§ **SET TASK**: Your task is to repeat all of the data exactly while excluding the pictures.

§ **Dataset items**:
#####

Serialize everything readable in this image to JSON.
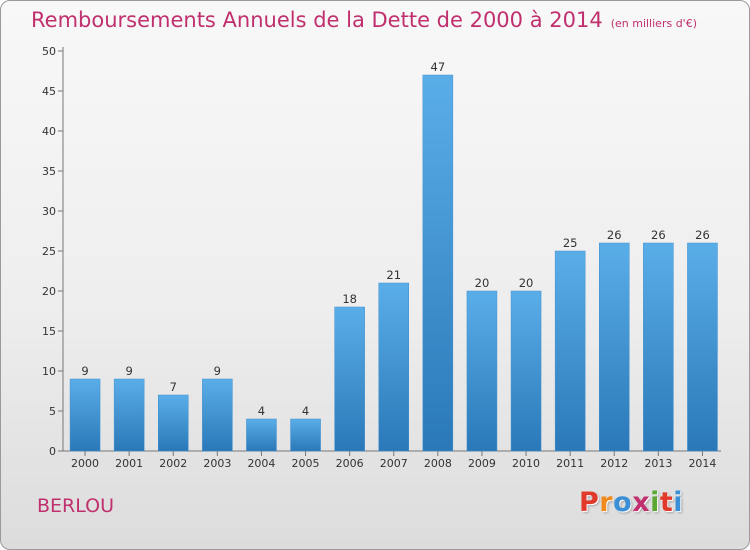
{
  "header": {
    "title": "Remboursements Annuels de la Dette de 2000 à 2014",
    "unit": "(en milliers d'€)"
  },
  "footer": {
    "commune": "BERLOU",
    "logo_text": "Proxiti"
  },
  "colors": {
    "title": "#c0306e",
    "bar_top": "#5aaee8",
    "bar_bottom": "#2a78b8",
    "logo": [
      "#e23a2a",
      "#f08a1c",
      "#3a8fd6",
      "#c0306e",
      "#5aa832",
      "#e23a2a",
      "#3a8fd6"
    ]
  },
  "chart_data": {
    "type": "bar",
    "title": "Remboursements Annuels de la Dette de 2000 à 2014",
    "xlabel": "",
    "ylabel": "",
    "categories": [
      "2000",
      "2001",
      "2002",
      "2003",
      "2004",
      "2005",
      "2006",
      "2007",
      "2008",
      "2009",
      "2010",
      "2011",
      "2012",
      "2013",
      "2014"
    ],
    "values": [
      9,
      9,
      7,
      9,
      4,
      4,
      18,
      21,
      47,
      20,
      20,
      25,
      26,
      26,
      26
    ],
    "ylim": [
      0,
      50
    ],
    "yticks": [
      0,
      5,
      10,
      15,
      20,
      25,
      30,
      35,
      40,
      45,
      50
    ],
    "grid": false,
    "data_labels": true
  }
}
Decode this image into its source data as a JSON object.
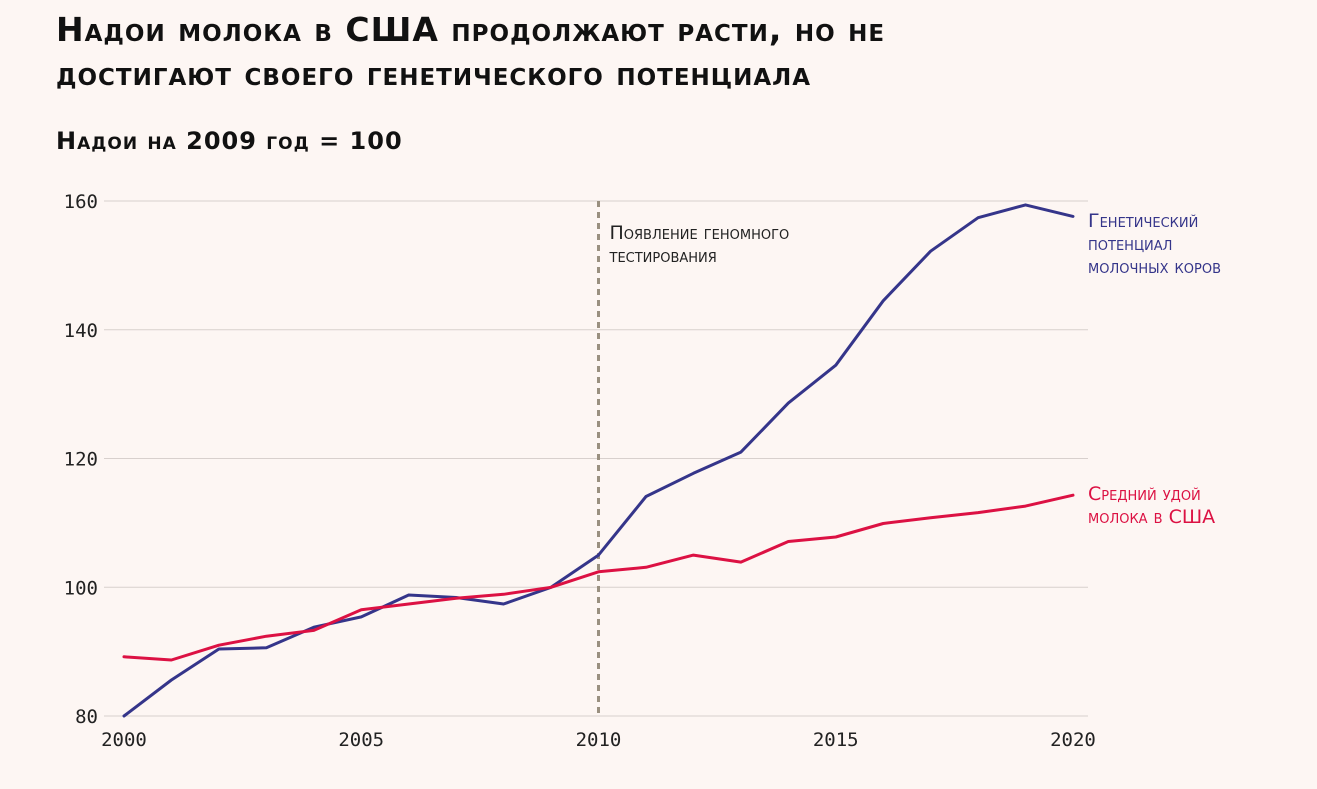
{
  "title": "Надои молока в США продолжают расти, но не достигают своего генетического потенциала",
  "subtitle": "Надои на 2009 год = 100",
  "colors": {
    "background": "#fdf6f3",
    "genetic": "#35358a",
    "milk": "#dc1143",
    "grid": "#d8d0cd",
    "annotation_line": "#9a9080",
    "text": "#222222"
  },
  "chart_data": {
    "type": "line",
    "x": [
      2000,
      2001,
      2002,
      2003,
      2004,
      2005,
      2006,
      2007,
      2008,
      2009,
      2010,
      2011,
      2012,
      2013,
      2014,
      2015,
      2016,
      2017,
      2018,
      2019,
      2020
    ],
    "series": [
      {
        "key": "genetic",
        "name_lines": [
          "Генетический",
          "потенциал",
          "молочных коров"
        ],
        "values": [
          80.0,
          85.6,
          90.4,
          90.6,
          93.8,
          95.4,
          98.8,
          98.4,
          97.4,
          100.0,
          105.0,
          114.1,
          117.7,
          121.0,
          128.6,
          134.5,
          144.5,
          152.2,
          157.4,
          159.4,
          157.6
        ]
      },
      {
        "key": "milk",
        "name_lines": [
          "Средний удой",
          "молока в США"
        ],
        "values": [
          89.2,
          88.7,
          91.0,
          92.4,
          93.3,
          96.5,
          97.4,
          98.3,
          98.9,
          100.0,
          102.4,
          103.1,
          105.0,
          103.9,
          107.1,
          107.8,
          109.9,
          110.8,
          111.6,
          112.6,
          114.3
        ]
      }
    ],
    "xlim": [
      2000,
      2020
    ],
    "ylim": [
      80,
      160
    ],
    "x_ticks": [
      2000,
      2005,
      2010,
      2015,
      2020
    ],
    "y_ticks": [
      80,
      100,
      120,
      140,
      160
    ],
    "grid": "horizontal",
    "annotation": {
      "x": 2010,
      "text_lines": [
        "Появление геномного",
        "тестирования"
      ]
    }
  }
}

#####

§ **ANSWER FOR THIS EXERCISE**:
Serialize everything readable in this image to JSON.
{
  "header": {
    "title": "Remboursements Annuels de la Dette de 2000 à 2014",
    "unit": "(en milliers d'€)"
  },
  "footer": {
    "commune": "BERLOU",
    "logo_text": "Proxiti"
  },
  "colors": {
    "title": "#c0306e",
    "bar_top": "#5aaee8",
    "bar_bottom": "#2a78b8",
    "logo": [
      "#e23a2a",
      "#f08a1c",
      "#3a8fd6",
      "#c0306e",
      "#5aa832",
      "#e23a2a",
      "#3a8fd6"
    ]
  },
  "chart_data": {
    "type": "bar",
    "title": "Remboursements Annuels de la Dette de 2000 à 2014",
    "xlabel": "",
    "ylabel": "",
    "categories": [
      "2000",
      "2001",
      "2002",
      "2003",
      "2004",
      "2005",
      "2006",
      "2007",
      "2008",
      "2009",
      "2010",
      "2011",
      "2012",
      "2013",
      "2014"
    ],
    "values": [
      9,
      9,
      7,
      9,
      4,
      4,
      18,
      21,
      47,
      20,
      20,
      25,
      26,
      26,
      26
    ],
    "ylim": [
      0,
      50
    ],
    "yticks": [
      0,
      5,
      10,
      15,
      20,
      25,
      30,
      35,
      40,
      45,
      50
    ],
    "grid": false,
    "data_labels": true
  }
}
Decode this image into its source data as a JSON object.
{
  "title": "Надои молока в США продолжают расти, но не достигают своего генетического потенциала",
  "subtitle": "Надои на 2009 год = 100",
  "colors": {
    "background": "#fdf6f3",
    "genetic": "#35358a",
    "milk": "#dc1143",
    "grid": "#d8d0cd",
    "annotation_line": "#9a9080",
    "text": "#222222"
  },
  "chart_data": {
    "type": "line",
    "x": [
      2000,
      2001,
      2002,
      2003,
      2004,
      2005,
      2006,
      2007,
      2008,
      2009,
      2010,
      2011,
      2012,
      2013,
      2014,
      2015,
      2016,
      2017,
      2018,
      2019,
      2020
    ],
    "series": [
      {
        "key": "genetic",
        "name_lines": [
          "Генетический",
          "потенциал",
          "молочных коров"
        ],
        "values": [
          80.0,
          85.6,
          90.4,
          90.6,
          93.8,
          95.4,
          98.8,
          98.4,
          97.4,
          100.0,
          105.0,
          114.1,
          117.7,
          121.0,
          128.6,
          134.5,
          144.5,
          152.2,
          157.4,
          159.4,
          157.6
        ]
      },
      {
        "key": "milk",
        "name_lines": [
          "Средний удой",
          "молока в США"
        ],
        "values": [
          89.2,
          88.7,
          91.0,
          92.4,
          93.3,
          96.5,
          97.4,
          98.3,
          98.9,
          100.0,
          102.4,
          103.1,
          105.0,
          103.9,
          107.1,
          107.8,
          109.9,
          110.8,
          111.6,
          112.6,
          114.3
        ]
      }
    ],
    "xlim": [
      2000,
      2020
    ],
    "ylim": [
      80,
      160
    ],
    "x_ticks": [
      2000,
      2005,
      2010,
      2015,
      2020
    ],
    "y_ticks": [
      80,
      100,
      120,
      140,
      160
    ],
    "grid": "horizontal",
    "annotation": {
      "x": 2010,
      "text_lines": [
        "Появление геномного",
        "тестирования"
      ]
    }
  }
}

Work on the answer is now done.